→ **Excerpted records**
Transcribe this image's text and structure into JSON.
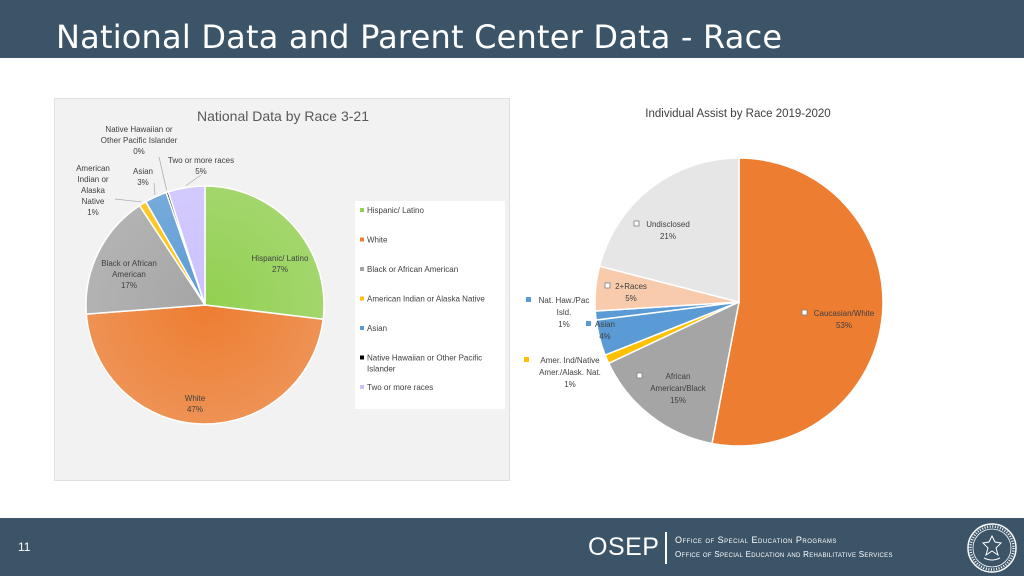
{
  "slide": {
    "title": "National Data and Parent Center Data - Race",
    "page_number": "11"
  },
  "colors": {
    "header_bg": "#3b5468",
    "hispanic": "#92d050",
    "white": "#ed7d31",
    "black": "#a5a5a5",
    "amer_indian": "#ffc000",
    "asian": "#5b9bd5",
    "nat_haw": "#000000",
    "two_or_more": "#ccc1ff",
    "undisclosed": "#e6e6e6",
    "races2": "#f8cbad"
  },
  "footer": {
    "logo_text": "OSEP",
    "office_name": "Office of Special Education Programs",
    "office_subname": "Office of Special Education and Rehabilitative Services",
    "seal_icon": "department-of-education-seal"
  },
  "chart_data": [
    {
      "type": "pie",
      "title": "National Data by Race 3-21",
      "categories": [
        "Hispanic/ Latino",
        "White",
        "Black or African American",
        "American Indian or Alaska Native",
        "Asian",
        "Native Hawaiian or Other Pacific Islander",
        "Two or more races"
      ],
      "values": [
        27,
        47,
        17,
        1,
        3,
        0.3,
        5
      ],
      "slice_labels": [
        [
          "Hispanic/ Latino",
          "27%"
        ],
        [
          "White",
          "47%"
        ],
        [
          "Black or African",
          "American",
          "17%"
        ],
        [
          "American",
          "Indian or",
          "Alaska",
          "Native",
          "1%"
        ],
        [
          "Asian",
          "3%"
        ],
        [
          "Native Hawaiian or",
          "Other Pacific Islander",
          "0%"
        ],
        [
          "Two or more races",
          "5%"
        ]
      ],
      "legend": [
        [
          "Hispanic/ Latino"
        ],
        [
          "White"
        ],
        [
          "Black or African American"
        ],
        [
          "American Indian or Alaska Native"
        ],
        [
          "Asian"
        ],
        [
          "Native Hawaiian or Other Pacific",
          "Islander"
        ],
        [
          "Two or more races"
        ]
      ],
      "legend_position": "right"
    },
    {
      "type": "pie",
      "title": "Individual Assist by Race 2019-2020",
      "categories": [
        "Caucasian/White",
        "African American/Black",
        "Amer. Ind/Native Amer./Alask. Nat.",
        "Asian",
        "Nat. Haw./Pac Isld.",
        "2+Races",
        "Undisclosed"
      ],
      "values": [
        53,
        15,
        1,
        4,
        1,
        5,
        21
      ],
      "slice_labels": [
        [
          "Caucasian/White",
          "53%"
        ],
        [
          "African",
          "American/Black",
          "15%"
        ],
        [
          "Amer. Ind/Native",
          "Amer./Alask. Nat.",
          "1%"
        ],
        [
          "Asian",
          "4%"
        ],
        [
          "Nat. Haw./Pac",
          "Isld.",
          "1%"
        ],
        [
          "2+Races",
          "5%"
        ],
        [
          "Undisclosed",
          "21%"
        ]
      ]
    }
  ]
}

→ **Exercise description**
In the records above, how many lines include "American"? Give that number and nothing more.

→ **Solution to this task**
8